* BEGIN Records to process *

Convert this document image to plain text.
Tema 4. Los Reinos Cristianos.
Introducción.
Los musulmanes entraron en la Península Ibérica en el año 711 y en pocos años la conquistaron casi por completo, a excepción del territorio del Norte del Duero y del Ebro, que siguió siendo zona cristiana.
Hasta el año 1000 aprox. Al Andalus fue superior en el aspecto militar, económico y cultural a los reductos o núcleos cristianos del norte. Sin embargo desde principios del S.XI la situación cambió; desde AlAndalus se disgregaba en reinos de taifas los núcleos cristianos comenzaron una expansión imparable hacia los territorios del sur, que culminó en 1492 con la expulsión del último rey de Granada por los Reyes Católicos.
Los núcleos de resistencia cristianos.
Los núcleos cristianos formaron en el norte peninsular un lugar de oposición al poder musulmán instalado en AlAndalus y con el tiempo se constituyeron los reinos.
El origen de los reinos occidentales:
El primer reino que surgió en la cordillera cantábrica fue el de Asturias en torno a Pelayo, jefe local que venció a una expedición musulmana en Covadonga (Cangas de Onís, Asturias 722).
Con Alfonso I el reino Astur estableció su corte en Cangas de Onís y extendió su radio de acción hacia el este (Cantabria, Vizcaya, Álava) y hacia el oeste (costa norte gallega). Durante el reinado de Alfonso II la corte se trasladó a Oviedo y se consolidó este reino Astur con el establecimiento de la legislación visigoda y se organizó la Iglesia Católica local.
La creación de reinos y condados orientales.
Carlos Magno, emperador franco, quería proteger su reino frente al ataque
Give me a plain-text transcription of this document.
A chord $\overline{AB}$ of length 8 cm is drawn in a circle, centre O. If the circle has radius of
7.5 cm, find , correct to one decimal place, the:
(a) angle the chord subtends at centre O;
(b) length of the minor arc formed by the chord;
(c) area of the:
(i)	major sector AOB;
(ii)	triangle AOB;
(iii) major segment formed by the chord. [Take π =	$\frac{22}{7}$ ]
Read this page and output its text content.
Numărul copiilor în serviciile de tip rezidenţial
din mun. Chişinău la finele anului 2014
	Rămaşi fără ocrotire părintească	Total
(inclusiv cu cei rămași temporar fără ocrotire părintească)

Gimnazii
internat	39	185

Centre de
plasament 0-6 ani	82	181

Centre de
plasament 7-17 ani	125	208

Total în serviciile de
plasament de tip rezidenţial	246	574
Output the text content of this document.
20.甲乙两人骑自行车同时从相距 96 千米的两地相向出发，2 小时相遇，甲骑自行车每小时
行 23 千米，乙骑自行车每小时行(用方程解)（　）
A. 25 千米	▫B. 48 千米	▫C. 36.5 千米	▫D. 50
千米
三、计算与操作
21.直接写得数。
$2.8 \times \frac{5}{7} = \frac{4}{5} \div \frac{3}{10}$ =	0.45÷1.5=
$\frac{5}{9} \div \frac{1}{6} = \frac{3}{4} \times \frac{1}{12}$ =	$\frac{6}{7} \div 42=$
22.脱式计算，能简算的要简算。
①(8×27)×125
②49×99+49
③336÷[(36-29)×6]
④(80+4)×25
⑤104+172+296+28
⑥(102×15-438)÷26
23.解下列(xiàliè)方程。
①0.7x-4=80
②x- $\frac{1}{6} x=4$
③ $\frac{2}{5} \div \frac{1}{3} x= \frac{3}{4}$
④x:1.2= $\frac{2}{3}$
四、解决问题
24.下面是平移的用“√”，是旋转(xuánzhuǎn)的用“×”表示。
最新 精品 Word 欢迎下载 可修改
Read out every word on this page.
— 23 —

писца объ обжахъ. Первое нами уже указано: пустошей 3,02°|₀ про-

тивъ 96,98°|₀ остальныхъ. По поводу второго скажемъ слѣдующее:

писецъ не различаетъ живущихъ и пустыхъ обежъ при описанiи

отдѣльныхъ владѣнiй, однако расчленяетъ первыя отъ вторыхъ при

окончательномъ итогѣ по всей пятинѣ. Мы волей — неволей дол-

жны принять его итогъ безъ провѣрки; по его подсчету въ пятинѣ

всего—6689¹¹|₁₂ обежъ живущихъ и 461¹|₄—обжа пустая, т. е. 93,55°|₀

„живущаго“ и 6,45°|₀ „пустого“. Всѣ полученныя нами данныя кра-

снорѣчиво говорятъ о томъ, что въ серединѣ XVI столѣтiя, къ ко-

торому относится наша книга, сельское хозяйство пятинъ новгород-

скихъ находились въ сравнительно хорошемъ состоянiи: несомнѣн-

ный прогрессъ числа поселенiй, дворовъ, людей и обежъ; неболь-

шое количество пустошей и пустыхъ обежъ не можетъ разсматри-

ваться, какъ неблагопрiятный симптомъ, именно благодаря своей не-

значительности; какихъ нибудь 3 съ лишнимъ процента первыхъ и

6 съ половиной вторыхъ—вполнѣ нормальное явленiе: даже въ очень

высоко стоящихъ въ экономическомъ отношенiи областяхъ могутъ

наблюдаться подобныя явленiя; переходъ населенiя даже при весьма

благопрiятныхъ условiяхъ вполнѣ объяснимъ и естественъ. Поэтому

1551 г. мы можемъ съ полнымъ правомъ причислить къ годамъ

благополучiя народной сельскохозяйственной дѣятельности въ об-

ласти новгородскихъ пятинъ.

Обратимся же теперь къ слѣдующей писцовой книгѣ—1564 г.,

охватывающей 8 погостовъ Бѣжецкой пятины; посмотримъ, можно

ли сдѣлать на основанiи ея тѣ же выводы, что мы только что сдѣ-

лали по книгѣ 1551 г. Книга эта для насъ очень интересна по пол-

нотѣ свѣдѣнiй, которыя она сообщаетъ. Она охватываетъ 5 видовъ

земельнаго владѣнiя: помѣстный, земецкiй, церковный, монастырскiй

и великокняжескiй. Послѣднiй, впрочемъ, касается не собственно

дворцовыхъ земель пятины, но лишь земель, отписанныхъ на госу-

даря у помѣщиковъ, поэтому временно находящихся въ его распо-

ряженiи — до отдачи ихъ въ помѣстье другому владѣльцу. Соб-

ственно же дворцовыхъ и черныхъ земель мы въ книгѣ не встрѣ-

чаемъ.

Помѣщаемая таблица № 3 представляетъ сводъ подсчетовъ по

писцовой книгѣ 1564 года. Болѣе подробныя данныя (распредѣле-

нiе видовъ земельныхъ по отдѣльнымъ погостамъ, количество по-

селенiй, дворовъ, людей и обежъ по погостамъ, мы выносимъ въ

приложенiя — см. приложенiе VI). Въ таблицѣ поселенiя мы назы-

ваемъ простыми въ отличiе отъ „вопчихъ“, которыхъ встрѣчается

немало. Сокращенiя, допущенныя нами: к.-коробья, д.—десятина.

* END Records to process *

• _Written problem_
What is needed here is an exact reproduction of all the entries.

• _In response_
Convert this document image to plain text.
Tema 4. Los Reinos Cristianos.
Introducción.
Los musulmanes entraron en la Península Ibérica en el año 711 y en pocos años la conquistaron casi por completo, a excepción del territorio del Norte del Duero y del Ebro, que siguió siendo zona cristiana.
Hasta el año 1000 aprox. Al Andalus fue superior en el aspecto militar, económico y cultural a los reductos o núcleos cristianos del norte. Sin embargo desde principios del S.XI la situación cambió; desde AlAndalus se disgregaba en reinos de taifas los núcleos cristianos comenzaron una expansión imparable hacia los territorios del sur, que culminó en 1492 con la expulsión del último rey de Granada por los Reyes Católicos.
Los núcleos de resistencia cristianos.
Los núcleos cristianos formaron en el norte peninsular un lugar de oposición al poder musulmán instalado en AlAndalus y con el tiempo se constituyeron los reinos.
El origen de los reinos occidentales:
El primer reino que surgió en la cordillera cantábrica fue el de Asturias en torno a Pelayo, jefe local que venció a una expedición musulmana en Covadonga (Cangas de Onís, Asturias 722).
Con Alfonso I el reino Astur estableció su corte en Cangas de Onís y extendió su radio de acción hacia el este (Cantabria, Vizcaya, Álava) y hacia el oeste (costa norte gallega). Durante el reinado de Alfonso II la corte se trasladó a Oviedo y se consolidó este reino Astur con el establecimiento de la legislación visigoda y se organizó la Iglesia Católica local.
La creación de reinos y condados orientales.
Carlos Magno, emperador franco, quería proteger su reino frente al ataque
Give me a plain-text transcription of this document.
A chord $\overline{AB}$ of length 8 cm is drawn in a circle, centre O. If the circle has radius of
7.5 cm, find , correct to one decimal place, the:
(a) angle the chord subtends at centre O;
(b) length of the minor arc formed by the chord;
(c) area of the:
(i)	major sector AOB;
(ii)	triangle AOB;
(iii) major segment formed by the chord. [Take π =	$\frac{22}{7}$ ]
Read this page and output its text content.
Numărul copiilor în serviciile de tip rezidenţial
din mun. Chişinău la finele anului 2014
	Rămaşi fără ocrotire părintească	Total
(inclusiv cu cei rămași temporar fără ocrotire părintească)

Gimnazii
internat	39	185

Centre de
plasament 0-6 ani	82	181

Centre de
plasament 7-17 ani	125	208

Total în serviciile de
plasament de tip rezidenţial	246	574
Output the text content of this document.
20.甲乙两人骑自行车同时从相距 96 千米的两地相向出发，2 小时相遇，甲骑自行车每小时
行 23 千米，乙骑自行车每小时行(用方程解)（　）
A. 25 千米	▫B. 48 千米	▫C. 36.5 千米	▫D. 50
千米
三、计算与操作
21.直接写得数。
$2.8 \times \frac{5}{7} = \frac{4}{5} \div \frac{3}{10}$ =	0.45÷1.5=
$\frac{5}{9} \div \frac{1}{6} = \frac{3}{4} \times \frac{1}{12}$ =	$\frac{6}{7} \div 42=$
22.脱式计算，能简算的要简算。
①(8×27)×125
②49×99+49
③336÷[(36-29)×6]
④(80+4)×25
⑤104+172+296+28
⑥(102×15-438)÷26
23.解下列(xiàliè)方程。
①0.7x-4=80
②x- $\frac{1}{6} x=4$
③ $\frac{2}{5} \div \frac{1}{3} x= \frac{3}{4}$
④x:1.2= $\frac{2}{3}$
四、解决问题
24.下面是平移的用“√”，是旋转(xuánzhuǎn)的用“×”表示。
最新 精品 Word 欢迎下载 可修改
Read out every word on this page.
— 23 —

писца объ обжахъ. Первое нами уже указано: пустошей 3,02°|₀ про-

тивъ 96,98°|₀ остальныхъ. По поводу второго скажемъ слѣдующее:

писецъ не различаетъ живущихъ и пустыхъ обежъ при описанiи

отдѣльныхъ владѣнiй, однако расчленяетъ первыя отъ вторыхъ при

окончательномъ итогѣ по всей пятинѣ. Мы волей — неволей дол-

жны принять его итогъ безъ провѣрки; по его подсчету въ пятинѣ

всего—6689¹¹|₁₂ обежъ живущихъ и 461¹|₄—обжа пустая, т. е. 93,55°|₀

„живущаго“ и 6,45°|₀ „пустого“. Всѣ полученныя нами данныя кра-

снорѣчиво говорятъ о томъ, что въ серединѣ XVI столѣтiя, къ ко-

торому относится наша книга, сельское хозяйство пятинъ новгород-

скихъ находились въ сравнительно хорошемъ состоянiи: несомнѣн-

ный прогрессъ числа поселенiй, дворовъ, людей и обежъ; неболь-

шое количество пустошей и пустыхъ обежъ не можетъ разсматри-

ваться, какъ неблагопрiятный симптомъ, именно благодаря своей не-

значительности; какихъ нибудь 3 съ лишнимъ процента первыхъ и

6 съ половиной вторыхъ—вполнѣ нормальное явленiе: даже въ очень

высоко стоящихъ въ экономическомъ отношенiи областяхъ могутъ

наблюдаться подобныя явленiя; переходъ населенiя даже при весьма

благопрiятныхъ условiяхъ вполнѣ объяснимъ и естественъ. Поэтому

1551 г. мы можемъ съ полнымъ правомъ причислить къ годамъ

благополучiя народной сельскохозяйственной дѣятельности въ об-

ласти новгородскихъ пятинъ.

Обратимся же теперь къ слѣдующей писцовой книгѣ—1564 г.,

охватывающей 8 погостовъ Бѣжецкой пятины; посмотримъ, можно

ли сдѣлать на основанiи ея тѣ же выводы, что мы только что сдѣ-

лали по книгѣ 1551 г. Книга эта для насъ очень интересна по пол-

нотѣ свѣдѣнiй, которыя она сообщаетъ. Она охватываетъ 5 видовъ

земельнаго владѣнiя: помѣстный, земецкiй, церковный, монастырскiй

и великокняжескiй. Послѣднiй, впрочемъ, касается не собственно

дворцовыхъ земель пятины, но лишь земель, отписанныхъ на госу-

даря у помѣщиковъ, поэтому временно находящихся въ его распо-

ряженiи — до отдачи ихъ въ помѣстье другому владѣльцу. Соб-

ственно же дворцовыхъ и черныхъ земель мы въ книгѣ не встрѣ-

чаемъ.

Помѣщаемая таблица № 3 представляетъ сводъ подсчетовъ по

писцовой книгѣ 1564 года. Болѣе подробныя данныя (распредѣле-

нiе видовъ земельныхъ по отдѣльнымъ погостамъ, количество по-

селенiй, дворовъ, людей и обежъ по погостамъ, мы выносимъ въ

приложенiя — см. приложенiе VI). Въ таблицѣ поселенiя мы назы-

ваемъ простыми въ отличiе отъ „вопчихъ“, которыхъ встрѣчается

немало. Сокращенiя, допущенныя нами: к.-коробья, д.—десятина.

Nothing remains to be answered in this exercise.